### RECORDS PROVIDED

--------

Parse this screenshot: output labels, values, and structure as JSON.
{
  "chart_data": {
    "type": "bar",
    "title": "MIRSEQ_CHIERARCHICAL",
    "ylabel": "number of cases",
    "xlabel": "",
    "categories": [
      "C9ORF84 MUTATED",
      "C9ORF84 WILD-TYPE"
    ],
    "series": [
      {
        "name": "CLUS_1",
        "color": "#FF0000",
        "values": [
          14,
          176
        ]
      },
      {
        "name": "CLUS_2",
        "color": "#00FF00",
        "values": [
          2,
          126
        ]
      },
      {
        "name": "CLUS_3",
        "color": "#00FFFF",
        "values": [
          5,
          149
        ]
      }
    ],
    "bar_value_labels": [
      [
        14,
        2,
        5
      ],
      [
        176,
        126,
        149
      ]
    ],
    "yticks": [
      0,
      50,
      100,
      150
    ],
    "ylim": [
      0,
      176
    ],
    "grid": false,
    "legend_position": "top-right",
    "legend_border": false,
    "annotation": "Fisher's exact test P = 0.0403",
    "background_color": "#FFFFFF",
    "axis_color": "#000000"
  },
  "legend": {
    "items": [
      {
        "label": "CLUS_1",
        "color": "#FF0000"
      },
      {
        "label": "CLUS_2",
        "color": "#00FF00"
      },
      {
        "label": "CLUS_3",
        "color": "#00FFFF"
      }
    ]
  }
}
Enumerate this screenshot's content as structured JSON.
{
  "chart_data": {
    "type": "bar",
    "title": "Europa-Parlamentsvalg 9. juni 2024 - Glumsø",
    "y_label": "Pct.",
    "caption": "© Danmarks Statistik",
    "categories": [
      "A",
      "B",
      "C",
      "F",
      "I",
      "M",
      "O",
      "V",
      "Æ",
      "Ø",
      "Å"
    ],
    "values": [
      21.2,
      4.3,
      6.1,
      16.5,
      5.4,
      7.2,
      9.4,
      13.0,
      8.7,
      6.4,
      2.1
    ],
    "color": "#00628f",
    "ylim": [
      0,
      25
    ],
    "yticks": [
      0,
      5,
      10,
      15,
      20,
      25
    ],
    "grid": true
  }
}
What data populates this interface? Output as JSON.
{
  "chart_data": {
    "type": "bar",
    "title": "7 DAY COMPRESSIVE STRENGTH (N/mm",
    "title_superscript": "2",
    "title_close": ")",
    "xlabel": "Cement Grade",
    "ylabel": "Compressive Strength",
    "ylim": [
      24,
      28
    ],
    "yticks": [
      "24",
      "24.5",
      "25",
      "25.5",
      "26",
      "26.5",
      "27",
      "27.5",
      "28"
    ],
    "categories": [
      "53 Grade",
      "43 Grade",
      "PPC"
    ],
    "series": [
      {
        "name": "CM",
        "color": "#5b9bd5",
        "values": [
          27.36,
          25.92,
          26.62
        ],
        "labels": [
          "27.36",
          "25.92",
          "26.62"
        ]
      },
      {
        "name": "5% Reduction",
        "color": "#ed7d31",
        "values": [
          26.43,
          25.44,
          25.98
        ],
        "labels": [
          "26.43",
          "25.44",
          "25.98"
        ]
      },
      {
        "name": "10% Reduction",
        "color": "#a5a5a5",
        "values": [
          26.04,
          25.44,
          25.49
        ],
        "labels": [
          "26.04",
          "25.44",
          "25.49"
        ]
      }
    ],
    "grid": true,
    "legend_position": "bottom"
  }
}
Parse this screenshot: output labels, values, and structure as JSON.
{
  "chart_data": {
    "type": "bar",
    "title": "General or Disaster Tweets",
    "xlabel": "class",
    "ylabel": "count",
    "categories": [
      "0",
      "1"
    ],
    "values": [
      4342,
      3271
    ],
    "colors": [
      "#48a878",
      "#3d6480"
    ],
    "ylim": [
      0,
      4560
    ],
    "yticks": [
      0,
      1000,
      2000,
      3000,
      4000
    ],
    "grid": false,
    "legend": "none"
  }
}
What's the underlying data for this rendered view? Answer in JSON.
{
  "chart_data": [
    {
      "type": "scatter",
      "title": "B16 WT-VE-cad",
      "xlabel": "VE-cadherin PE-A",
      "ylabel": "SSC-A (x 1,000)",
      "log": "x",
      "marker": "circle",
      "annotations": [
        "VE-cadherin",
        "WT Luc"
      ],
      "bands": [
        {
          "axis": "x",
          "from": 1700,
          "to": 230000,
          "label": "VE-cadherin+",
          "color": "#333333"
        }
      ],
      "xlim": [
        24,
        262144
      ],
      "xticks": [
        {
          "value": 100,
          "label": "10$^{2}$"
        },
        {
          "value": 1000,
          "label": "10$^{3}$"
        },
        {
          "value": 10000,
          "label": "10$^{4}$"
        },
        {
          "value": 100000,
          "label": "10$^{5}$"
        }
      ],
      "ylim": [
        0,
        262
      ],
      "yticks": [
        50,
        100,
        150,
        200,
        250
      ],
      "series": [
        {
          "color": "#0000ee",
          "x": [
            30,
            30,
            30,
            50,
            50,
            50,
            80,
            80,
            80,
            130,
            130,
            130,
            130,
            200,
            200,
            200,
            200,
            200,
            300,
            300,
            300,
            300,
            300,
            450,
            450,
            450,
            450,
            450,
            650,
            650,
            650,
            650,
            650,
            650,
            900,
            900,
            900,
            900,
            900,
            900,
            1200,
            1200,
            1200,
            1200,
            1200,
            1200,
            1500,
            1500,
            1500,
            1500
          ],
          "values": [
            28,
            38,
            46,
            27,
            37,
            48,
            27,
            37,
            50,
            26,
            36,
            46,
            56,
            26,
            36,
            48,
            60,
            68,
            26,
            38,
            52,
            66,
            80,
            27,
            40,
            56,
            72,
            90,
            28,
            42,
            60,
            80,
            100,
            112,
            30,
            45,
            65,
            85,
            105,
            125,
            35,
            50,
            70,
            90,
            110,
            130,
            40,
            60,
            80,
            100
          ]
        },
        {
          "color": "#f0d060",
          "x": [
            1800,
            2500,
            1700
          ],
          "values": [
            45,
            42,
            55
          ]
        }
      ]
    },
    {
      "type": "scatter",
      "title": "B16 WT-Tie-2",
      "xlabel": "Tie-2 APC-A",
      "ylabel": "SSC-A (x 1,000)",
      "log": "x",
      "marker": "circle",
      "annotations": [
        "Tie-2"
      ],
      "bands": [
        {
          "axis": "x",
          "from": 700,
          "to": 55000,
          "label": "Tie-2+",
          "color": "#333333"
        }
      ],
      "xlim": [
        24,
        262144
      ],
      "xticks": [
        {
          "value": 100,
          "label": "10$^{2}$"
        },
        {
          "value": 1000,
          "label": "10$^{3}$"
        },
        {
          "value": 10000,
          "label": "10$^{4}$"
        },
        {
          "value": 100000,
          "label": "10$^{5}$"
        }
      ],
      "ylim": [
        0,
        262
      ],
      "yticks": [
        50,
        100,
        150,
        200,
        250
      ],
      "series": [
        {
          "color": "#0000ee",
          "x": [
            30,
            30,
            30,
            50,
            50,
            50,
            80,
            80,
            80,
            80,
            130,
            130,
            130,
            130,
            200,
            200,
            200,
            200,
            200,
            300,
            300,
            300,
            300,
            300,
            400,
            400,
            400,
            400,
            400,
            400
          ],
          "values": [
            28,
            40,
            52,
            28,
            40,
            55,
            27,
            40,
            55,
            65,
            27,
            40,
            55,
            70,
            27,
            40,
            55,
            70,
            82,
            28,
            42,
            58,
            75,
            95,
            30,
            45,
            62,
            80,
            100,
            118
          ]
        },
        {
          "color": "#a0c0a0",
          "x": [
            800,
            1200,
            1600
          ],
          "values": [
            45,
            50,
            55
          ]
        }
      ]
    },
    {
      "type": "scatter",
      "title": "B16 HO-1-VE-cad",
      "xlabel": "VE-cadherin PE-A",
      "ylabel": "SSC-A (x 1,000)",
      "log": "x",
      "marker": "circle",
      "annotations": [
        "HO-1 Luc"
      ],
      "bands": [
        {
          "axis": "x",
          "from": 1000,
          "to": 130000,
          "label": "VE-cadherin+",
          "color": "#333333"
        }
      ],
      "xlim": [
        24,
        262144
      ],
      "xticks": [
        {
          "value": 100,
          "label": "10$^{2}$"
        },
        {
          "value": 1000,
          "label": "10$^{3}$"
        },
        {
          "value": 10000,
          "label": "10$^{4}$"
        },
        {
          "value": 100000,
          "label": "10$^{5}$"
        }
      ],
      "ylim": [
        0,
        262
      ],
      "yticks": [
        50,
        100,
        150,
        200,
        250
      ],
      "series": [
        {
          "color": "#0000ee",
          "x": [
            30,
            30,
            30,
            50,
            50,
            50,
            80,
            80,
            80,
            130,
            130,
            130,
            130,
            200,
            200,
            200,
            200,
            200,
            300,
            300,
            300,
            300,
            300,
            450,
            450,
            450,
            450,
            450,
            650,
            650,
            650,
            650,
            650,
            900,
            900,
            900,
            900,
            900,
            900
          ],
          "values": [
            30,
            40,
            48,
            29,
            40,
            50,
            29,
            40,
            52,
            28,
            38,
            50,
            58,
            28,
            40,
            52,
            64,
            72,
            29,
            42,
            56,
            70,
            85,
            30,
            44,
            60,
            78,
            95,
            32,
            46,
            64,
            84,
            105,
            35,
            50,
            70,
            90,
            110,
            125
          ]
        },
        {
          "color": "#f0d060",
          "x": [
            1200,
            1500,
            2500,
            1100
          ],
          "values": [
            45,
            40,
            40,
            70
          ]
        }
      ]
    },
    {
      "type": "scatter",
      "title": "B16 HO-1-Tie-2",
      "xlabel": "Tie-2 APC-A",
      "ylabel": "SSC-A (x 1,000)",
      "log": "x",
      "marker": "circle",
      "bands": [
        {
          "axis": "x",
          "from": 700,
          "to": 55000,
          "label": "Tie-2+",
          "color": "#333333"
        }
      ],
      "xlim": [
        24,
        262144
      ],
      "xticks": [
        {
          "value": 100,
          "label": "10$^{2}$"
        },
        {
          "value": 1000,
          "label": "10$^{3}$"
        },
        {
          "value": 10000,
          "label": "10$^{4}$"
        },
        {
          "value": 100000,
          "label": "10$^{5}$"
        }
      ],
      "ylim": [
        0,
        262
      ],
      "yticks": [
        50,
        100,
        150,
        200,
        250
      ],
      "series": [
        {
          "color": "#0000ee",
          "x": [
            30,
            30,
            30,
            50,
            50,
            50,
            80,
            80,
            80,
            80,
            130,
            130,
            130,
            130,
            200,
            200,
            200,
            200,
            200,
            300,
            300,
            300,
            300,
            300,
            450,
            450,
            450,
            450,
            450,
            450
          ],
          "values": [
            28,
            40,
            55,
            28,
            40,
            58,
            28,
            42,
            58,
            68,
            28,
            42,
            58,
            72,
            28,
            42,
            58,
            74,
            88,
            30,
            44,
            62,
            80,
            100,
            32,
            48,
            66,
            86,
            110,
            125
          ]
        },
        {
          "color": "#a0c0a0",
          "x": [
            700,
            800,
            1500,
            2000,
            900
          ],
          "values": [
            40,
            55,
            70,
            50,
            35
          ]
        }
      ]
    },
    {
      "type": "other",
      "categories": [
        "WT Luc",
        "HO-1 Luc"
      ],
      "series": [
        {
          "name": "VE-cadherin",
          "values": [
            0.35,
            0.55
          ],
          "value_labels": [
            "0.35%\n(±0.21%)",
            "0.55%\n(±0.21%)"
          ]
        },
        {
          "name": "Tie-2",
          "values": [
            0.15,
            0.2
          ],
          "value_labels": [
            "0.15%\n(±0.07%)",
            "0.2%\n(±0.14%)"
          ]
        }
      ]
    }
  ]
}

--------

List the lines of the records where "What" occurs.

What data populates this interface? Output as JSON.
What's the underlying data for this rendered view? Answer in JSON.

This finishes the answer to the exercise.